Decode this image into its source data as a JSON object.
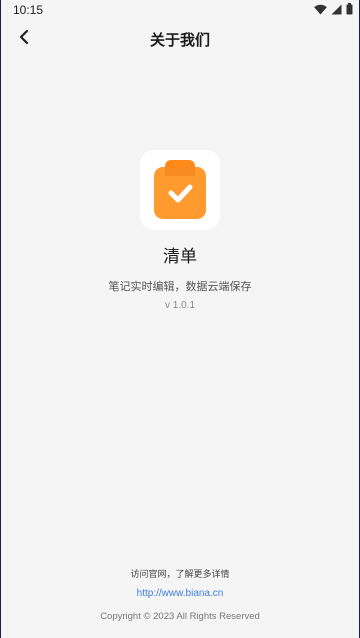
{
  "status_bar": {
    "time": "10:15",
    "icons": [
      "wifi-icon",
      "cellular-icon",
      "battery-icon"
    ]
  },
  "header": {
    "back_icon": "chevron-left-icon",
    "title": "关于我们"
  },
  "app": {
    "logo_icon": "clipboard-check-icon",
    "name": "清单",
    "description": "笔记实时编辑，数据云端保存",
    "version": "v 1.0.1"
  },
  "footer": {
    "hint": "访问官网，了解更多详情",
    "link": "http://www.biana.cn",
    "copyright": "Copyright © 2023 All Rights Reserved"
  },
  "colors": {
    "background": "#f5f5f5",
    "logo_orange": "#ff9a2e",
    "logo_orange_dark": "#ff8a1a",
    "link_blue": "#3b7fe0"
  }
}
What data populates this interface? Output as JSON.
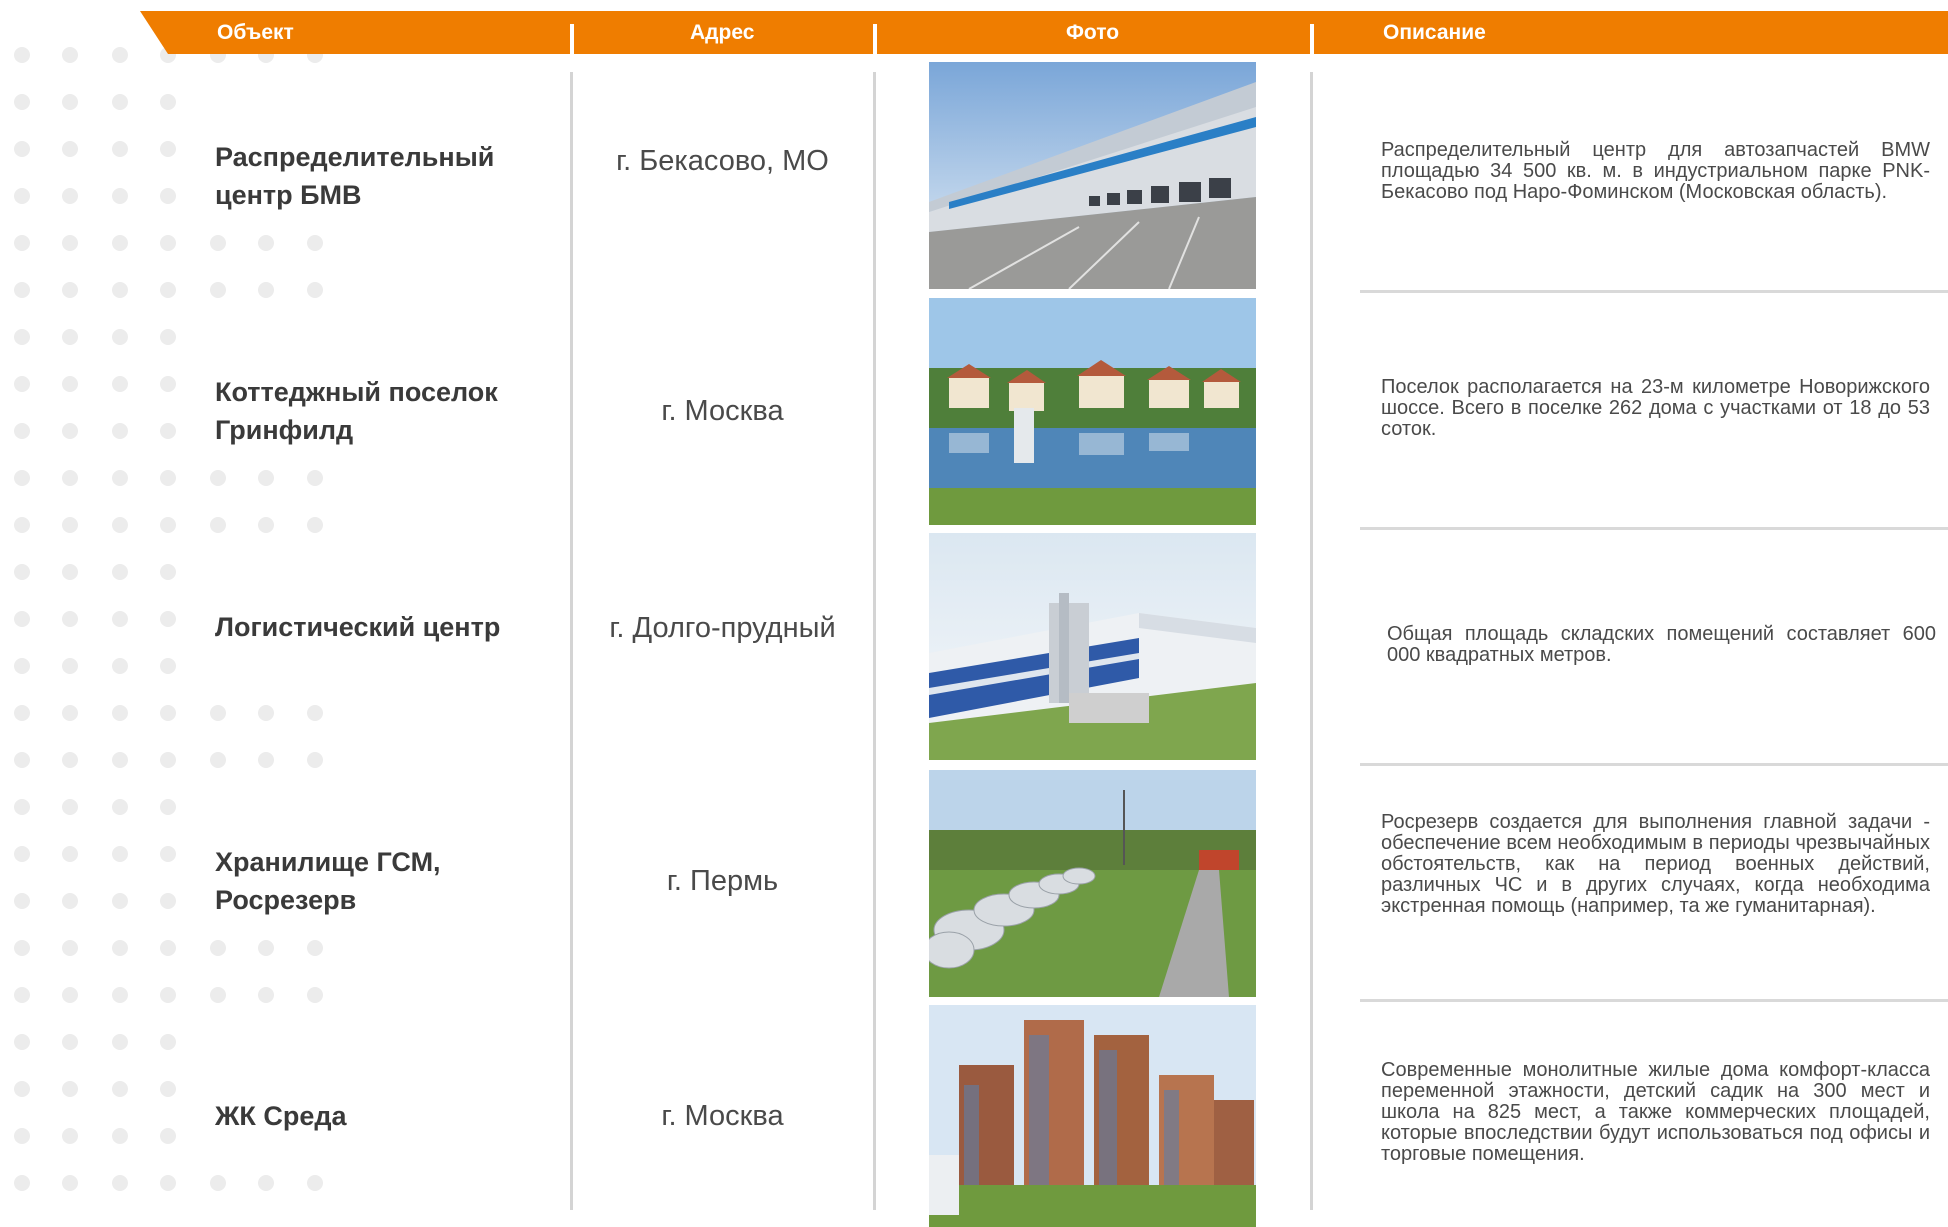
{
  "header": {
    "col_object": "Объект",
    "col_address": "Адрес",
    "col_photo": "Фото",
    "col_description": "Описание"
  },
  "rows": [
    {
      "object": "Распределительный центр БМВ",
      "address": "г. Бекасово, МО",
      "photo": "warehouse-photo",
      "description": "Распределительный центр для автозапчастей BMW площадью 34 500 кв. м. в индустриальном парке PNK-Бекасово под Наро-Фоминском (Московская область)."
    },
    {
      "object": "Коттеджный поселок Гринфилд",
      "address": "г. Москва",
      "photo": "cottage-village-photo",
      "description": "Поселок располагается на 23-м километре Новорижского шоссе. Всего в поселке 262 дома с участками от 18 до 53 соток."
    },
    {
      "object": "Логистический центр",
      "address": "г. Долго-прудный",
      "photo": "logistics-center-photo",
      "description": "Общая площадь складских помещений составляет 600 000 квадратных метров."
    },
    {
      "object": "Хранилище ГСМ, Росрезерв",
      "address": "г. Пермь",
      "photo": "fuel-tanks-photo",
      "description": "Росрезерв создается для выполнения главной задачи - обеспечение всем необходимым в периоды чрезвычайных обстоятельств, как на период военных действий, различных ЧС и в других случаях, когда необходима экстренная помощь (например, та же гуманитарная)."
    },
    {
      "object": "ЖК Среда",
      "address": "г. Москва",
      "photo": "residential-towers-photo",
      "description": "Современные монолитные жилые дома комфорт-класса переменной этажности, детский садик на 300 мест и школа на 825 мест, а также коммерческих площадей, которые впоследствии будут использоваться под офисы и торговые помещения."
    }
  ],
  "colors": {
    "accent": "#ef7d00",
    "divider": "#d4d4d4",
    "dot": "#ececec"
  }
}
========================================================================
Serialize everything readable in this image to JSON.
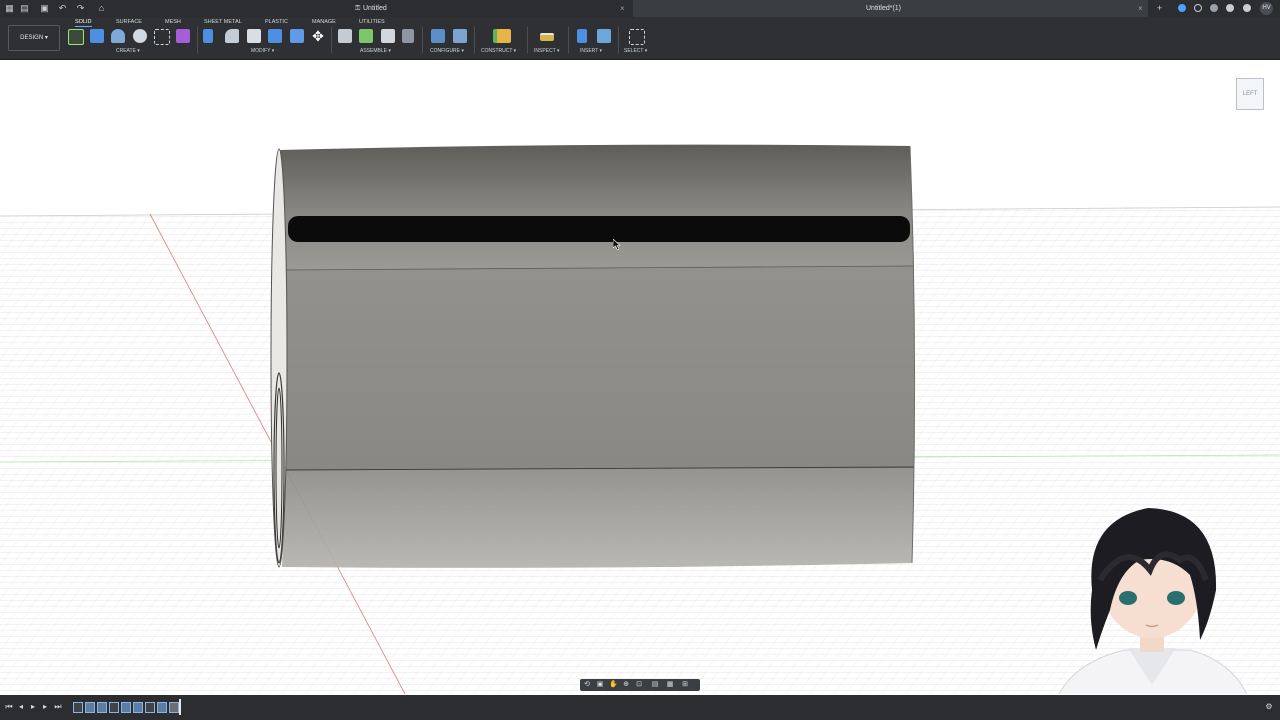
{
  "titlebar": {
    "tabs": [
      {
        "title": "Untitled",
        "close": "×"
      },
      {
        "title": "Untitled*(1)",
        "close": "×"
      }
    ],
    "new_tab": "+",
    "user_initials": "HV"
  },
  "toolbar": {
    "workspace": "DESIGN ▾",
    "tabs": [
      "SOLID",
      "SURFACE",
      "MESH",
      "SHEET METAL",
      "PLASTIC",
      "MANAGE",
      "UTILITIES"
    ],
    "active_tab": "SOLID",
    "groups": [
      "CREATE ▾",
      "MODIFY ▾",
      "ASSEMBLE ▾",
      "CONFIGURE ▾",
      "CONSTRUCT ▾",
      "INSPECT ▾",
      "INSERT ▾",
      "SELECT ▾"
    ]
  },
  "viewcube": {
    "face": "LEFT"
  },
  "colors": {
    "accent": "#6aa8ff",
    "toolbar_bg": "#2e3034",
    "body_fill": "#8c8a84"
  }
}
========================================================================
EXERCISE INSTRUCTIONS
Counting only lines of the data above that hold "Росрезерв", report the total and nothing else.

SOLUTION
2